Records from a data collection
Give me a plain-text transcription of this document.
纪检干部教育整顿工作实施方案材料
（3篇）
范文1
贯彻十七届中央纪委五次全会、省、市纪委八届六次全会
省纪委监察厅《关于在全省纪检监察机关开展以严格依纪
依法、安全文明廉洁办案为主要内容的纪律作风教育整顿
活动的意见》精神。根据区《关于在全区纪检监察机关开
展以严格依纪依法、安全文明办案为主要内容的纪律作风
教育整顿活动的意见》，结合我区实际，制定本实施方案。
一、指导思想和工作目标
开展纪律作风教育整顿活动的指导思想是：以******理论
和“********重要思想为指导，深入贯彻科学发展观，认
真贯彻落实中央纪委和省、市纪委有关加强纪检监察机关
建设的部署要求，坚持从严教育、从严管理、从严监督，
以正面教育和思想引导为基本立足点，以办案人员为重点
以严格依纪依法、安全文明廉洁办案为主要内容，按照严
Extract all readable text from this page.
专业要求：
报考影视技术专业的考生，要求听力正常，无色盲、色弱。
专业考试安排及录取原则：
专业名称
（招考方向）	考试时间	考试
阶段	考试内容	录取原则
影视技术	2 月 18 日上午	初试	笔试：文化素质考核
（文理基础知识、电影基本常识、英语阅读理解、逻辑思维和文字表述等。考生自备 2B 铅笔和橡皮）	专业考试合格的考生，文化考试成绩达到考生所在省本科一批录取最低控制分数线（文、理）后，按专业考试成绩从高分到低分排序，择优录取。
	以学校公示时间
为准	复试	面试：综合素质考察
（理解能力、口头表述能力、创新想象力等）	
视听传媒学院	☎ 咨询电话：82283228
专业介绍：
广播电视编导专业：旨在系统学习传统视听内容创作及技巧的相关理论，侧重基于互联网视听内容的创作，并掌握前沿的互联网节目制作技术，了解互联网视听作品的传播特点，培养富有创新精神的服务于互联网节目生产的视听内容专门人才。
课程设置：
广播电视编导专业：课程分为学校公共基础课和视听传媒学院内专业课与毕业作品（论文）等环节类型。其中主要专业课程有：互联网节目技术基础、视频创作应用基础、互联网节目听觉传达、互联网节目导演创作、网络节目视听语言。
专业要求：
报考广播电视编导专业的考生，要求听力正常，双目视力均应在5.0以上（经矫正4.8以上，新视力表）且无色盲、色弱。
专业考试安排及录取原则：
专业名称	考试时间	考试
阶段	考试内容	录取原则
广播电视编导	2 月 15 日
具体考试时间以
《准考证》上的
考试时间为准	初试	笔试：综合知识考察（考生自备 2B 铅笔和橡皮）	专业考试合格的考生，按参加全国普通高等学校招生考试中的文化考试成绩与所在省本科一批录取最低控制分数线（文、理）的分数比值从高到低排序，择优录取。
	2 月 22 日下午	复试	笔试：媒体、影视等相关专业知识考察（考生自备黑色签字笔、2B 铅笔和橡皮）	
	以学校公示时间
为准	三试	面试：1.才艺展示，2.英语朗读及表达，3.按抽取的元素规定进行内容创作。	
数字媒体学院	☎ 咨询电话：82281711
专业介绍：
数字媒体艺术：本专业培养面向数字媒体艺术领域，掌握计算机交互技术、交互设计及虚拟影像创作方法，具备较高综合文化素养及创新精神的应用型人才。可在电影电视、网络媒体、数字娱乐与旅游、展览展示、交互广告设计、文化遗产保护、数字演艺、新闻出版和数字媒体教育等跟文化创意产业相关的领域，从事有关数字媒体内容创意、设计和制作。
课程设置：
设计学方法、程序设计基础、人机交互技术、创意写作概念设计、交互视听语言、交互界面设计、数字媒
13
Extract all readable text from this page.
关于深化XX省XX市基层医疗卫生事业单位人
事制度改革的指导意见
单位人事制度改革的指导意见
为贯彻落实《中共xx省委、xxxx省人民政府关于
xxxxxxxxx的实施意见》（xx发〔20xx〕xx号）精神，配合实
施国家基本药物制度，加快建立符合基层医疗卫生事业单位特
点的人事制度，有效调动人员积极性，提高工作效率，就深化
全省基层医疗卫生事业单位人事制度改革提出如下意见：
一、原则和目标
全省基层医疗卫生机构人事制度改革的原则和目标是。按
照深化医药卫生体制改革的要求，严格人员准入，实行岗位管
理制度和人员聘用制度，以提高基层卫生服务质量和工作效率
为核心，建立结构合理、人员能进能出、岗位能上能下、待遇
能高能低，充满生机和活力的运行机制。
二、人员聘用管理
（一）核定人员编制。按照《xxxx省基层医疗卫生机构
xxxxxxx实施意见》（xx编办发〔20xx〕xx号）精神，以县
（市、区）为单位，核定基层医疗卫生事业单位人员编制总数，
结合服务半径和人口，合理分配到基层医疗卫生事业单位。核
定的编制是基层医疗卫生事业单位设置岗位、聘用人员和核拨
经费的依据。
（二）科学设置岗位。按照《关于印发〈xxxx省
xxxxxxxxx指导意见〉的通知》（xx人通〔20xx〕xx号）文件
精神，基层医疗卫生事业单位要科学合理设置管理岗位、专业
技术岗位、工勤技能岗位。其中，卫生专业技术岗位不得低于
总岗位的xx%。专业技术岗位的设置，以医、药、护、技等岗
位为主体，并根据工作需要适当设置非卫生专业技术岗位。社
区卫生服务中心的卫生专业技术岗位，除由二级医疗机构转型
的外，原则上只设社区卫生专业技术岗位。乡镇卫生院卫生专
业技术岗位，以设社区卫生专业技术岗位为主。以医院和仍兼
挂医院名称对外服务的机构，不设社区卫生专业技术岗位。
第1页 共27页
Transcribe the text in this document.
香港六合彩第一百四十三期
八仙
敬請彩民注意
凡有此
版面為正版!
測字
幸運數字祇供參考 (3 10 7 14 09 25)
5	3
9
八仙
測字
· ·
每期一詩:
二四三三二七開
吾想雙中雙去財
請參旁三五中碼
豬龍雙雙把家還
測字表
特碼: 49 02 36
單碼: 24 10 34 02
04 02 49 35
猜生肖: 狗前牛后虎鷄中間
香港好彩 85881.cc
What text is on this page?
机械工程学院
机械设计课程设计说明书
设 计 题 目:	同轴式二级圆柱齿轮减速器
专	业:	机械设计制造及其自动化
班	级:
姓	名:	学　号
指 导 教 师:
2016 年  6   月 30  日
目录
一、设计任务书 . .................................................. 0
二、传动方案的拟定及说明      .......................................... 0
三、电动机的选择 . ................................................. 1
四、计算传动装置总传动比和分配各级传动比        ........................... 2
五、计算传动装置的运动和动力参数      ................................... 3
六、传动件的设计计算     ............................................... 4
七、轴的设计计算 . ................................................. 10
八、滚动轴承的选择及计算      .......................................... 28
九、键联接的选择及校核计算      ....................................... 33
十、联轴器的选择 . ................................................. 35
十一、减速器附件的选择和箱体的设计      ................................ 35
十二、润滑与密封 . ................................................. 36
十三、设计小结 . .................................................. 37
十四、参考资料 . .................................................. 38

### Stated problem
Report how many lines contain "择优录取". Give nothing but the number.

### Correct output
2